Using the listing below, extract each line that has the word "수안보면" in it.

[Extracted records]
++++++++++

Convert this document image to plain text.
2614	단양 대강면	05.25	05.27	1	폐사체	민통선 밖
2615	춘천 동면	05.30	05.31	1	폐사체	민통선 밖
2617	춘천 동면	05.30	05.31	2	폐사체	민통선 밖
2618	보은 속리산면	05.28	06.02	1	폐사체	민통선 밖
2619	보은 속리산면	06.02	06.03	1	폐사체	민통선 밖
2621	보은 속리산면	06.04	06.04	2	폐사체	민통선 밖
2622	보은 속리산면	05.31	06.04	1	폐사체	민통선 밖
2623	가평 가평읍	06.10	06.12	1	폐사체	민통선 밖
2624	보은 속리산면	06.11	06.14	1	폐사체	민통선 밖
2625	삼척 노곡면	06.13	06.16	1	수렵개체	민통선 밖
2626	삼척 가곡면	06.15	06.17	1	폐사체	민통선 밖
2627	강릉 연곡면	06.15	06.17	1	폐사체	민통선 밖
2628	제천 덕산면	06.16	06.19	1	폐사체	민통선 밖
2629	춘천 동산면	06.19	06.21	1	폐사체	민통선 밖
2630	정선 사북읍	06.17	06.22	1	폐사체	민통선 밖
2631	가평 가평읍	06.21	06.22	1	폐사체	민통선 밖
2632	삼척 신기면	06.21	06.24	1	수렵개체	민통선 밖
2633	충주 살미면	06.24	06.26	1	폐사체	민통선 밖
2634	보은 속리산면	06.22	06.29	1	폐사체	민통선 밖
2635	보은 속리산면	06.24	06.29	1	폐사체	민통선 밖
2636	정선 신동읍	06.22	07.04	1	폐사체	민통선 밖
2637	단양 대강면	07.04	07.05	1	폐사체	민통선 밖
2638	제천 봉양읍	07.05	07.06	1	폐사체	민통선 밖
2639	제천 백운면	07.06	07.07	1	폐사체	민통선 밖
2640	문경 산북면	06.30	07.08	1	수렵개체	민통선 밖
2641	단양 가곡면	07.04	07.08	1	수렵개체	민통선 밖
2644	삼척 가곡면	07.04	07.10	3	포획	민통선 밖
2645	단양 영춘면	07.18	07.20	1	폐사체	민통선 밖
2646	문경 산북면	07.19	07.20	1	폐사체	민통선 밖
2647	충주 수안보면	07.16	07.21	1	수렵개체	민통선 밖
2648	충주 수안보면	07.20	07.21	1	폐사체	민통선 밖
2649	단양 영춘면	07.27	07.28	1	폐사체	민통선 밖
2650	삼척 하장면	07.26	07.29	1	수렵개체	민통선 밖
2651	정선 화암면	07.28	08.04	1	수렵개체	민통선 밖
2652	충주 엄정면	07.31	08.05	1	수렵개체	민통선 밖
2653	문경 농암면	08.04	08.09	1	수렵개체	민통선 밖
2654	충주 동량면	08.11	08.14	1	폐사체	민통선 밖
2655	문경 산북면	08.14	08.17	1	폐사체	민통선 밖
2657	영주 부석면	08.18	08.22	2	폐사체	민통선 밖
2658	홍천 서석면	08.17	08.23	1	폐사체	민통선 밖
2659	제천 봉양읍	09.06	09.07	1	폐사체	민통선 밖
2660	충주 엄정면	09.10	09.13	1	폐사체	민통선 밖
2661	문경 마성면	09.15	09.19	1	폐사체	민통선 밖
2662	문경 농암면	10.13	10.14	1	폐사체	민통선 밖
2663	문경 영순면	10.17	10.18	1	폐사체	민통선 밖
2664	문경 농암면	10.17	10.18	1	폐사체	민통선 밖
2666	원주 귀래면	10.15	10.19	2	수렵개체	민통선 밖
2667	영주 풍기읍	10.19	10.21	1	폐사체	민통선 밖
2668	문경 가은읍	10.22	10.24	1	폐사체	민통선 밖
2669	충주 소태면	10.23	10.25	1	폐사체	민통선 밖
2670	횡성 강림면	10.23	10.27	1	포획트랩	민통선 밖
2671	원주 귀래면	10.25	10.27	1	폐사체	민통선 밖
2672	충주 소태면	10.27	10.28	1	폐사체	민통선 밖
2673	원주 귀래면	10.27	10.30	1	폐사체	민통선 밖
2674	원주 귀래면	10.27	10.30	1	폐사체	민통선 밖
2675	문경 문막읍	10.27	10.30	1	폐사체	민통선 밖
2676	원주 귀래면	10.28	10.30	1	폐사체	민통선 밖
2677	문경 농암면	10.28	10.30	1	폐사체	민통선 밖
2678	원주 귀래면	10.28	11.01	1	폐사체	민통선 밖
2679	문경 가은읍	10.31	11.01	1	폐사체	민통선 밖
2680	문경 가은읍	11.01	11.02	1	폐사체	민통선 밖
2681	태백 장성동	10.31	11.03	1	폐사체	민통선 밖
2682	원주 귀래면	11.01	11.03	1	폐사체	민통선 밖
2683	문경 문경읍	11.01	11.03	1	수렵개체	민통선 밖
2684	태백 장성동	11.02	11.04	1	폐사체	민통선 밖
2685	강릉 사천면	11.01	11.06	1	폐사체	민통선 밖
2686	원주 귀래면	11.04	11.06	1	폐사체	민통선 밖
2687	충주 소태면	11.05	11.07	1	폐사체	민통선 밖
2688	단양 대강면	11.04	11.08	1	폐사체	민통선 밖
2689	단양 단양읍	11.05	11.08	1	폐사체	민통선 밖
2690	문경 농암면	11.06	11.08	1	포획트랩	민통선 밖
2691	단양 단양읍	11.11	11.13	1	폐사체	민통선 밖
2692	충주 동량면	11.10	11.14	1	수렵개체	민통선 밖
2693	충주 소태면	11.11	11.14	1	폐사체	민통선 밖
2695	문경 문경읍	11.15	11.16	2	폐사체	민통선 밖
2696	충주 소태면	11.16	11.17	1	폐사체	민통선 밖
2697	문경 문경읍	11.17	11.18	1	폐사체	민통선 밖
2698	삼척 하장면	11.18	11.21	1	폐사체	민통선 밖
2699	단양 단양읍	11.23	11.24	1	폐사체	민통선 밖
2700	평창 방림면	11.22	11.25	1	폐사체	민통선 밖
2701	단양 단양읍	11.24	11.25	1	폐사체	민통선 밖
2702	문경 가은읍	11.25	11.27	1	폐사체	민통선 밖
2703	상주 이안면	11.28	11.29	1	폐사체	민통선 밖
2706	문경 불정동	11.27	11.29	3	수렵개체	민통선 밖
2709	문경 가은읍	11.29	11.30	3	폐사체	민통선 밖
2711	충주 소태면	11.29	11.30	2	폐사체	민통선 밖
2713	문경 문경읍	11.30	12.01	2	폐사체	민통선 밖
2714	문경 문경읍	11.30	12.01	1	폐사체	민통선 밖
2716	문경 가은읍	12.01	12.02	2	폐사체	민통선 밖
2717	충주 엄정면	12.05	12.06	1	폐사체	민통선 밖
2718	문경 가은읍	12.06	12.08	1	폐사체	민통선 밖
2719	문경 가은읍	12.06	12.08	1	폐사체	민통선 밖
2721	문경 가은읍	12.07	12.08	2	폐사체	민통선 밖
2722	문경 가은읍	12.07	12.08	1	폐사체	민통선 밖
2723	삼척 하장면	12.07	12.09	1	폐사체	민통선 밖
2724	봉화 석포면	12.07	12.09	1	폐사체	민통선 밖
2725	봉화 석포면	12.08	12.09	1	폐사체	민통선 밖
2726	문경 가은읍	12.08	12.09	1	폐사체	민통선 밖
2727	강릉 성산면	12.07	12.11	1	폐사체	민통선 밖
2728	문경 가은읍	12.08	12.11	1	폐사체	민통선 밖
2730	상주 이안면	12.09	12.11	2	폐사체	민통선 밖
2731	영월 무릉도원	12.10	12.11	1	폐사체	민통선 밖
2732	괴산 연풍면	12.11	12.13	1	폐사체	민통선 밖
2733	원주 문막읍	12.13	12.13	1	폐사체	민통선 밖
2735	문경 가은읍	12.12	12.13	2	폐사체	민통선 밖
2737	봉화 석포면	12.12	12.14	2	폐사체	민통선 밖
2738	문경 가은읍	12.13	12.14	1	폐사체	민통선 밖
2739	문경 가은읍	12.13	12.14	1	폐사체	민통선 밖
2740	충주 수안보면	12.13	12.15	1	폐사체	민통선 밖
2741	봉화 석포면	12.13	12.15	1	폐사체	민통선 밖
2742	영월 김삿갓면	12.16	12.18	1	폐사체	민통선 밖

++++++++++

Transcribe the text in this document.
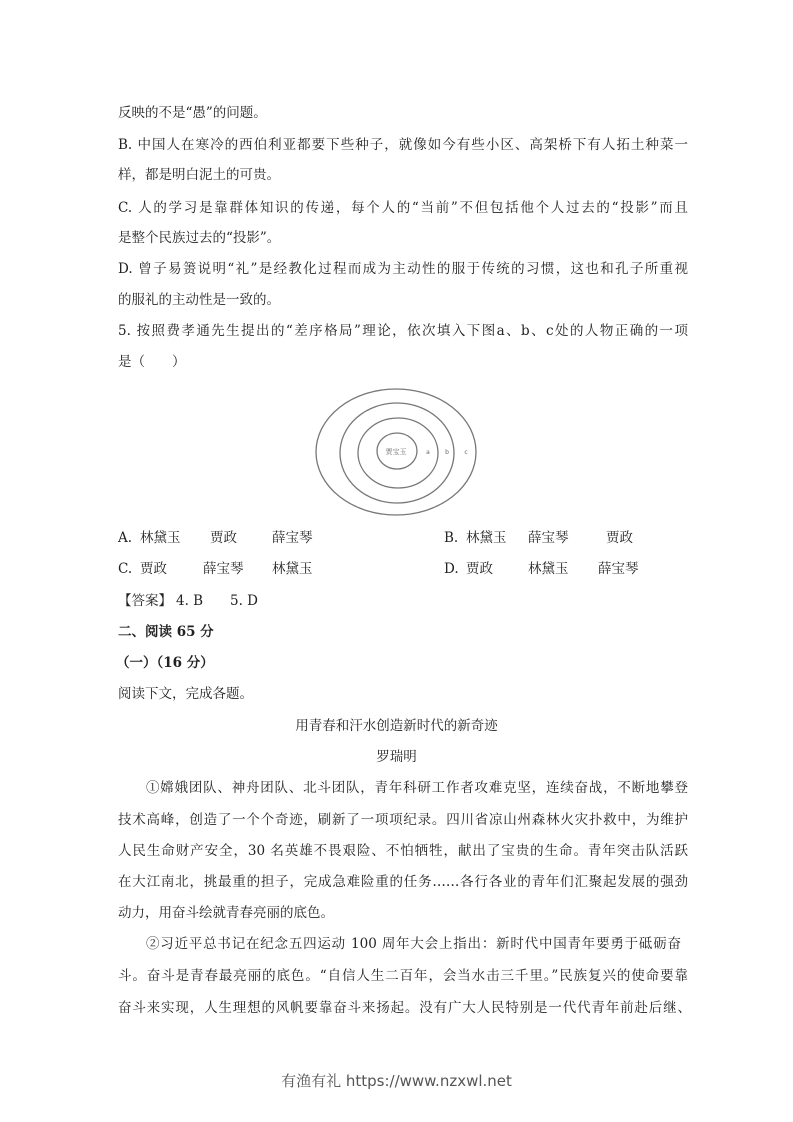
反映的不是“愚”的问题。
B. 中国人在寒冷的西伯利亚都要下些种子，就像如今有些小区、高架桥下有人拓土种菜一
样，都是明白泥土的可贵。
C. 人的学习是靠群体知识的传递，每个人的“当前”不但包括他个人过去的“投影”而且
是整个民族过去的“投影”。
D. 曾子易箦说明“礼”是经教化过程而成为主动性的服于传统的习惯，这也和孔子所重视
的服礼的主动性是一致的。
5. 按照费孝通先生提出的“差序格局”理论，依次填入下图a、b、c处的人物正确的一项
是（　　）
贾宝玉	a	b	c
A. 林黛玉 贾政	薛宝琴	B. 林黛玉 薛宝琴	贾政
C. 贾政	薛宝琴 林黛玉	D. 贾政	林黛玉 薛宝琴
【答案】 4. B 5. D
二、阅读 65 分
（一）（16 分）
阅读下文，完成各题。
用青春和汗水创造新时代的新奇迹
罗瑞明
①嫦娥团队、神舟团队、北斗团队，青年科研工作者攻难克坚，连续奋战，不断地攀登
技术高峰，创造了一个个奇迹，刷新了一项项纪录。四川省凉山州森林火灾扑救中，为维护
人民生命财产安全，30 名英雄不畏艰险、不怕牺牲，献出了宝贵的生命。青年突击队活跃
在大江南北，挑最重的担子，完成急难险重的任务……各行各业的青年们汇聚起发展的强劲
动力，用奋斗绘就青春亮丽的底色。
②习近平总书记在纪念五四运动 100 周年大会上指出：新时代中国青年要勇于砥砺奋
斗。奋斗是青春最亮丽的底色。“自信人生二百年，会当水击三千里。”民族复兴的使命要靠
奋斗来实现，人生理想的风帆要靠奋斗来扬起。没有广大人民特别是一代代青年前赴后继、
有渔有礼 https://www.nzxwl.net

++++++++++

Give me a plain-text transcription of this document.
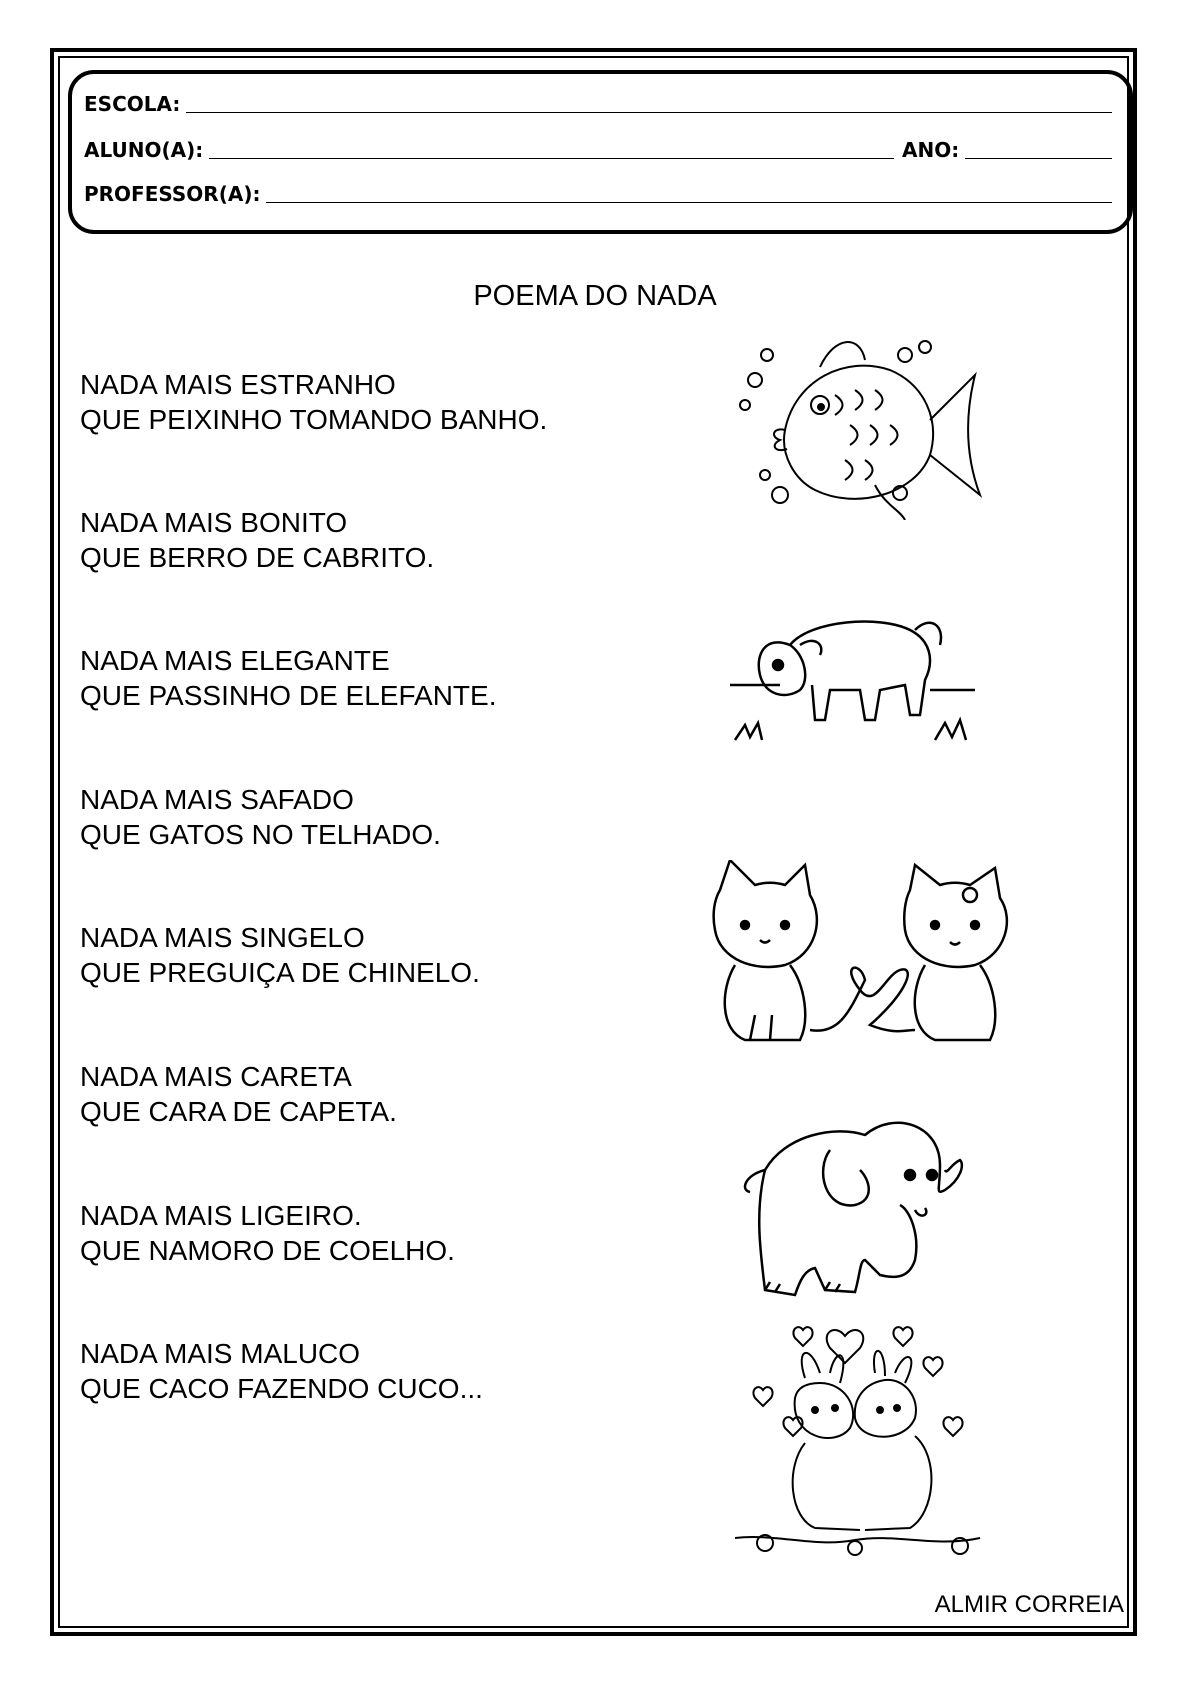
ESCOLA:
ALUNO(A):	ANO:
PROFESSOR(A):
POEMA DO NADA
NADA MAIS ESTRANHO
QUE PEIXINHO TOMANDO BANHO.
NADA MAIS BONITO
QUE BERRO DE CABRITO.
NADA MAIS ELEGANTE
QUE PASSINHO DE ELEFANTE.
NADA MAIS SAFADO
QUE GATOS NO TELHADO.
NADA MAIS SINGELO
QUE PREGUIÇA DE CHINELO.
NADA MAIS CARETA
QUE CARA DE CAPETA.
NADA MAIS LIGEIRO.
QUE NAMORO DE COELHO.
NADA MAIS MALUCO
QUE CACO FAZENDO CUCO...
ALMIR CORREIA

++++++++++

### RESULT FOR THIS EXERCISE
2647	충주 수안보면	07.16	07.21	1	수렵개체	민통선 밖
2648	충주 수안보면	07.20	07.21	1	폐사체	민통선 밖
2740	충주 수안보면	12.13	12.15	1	폐사체	민통선 밖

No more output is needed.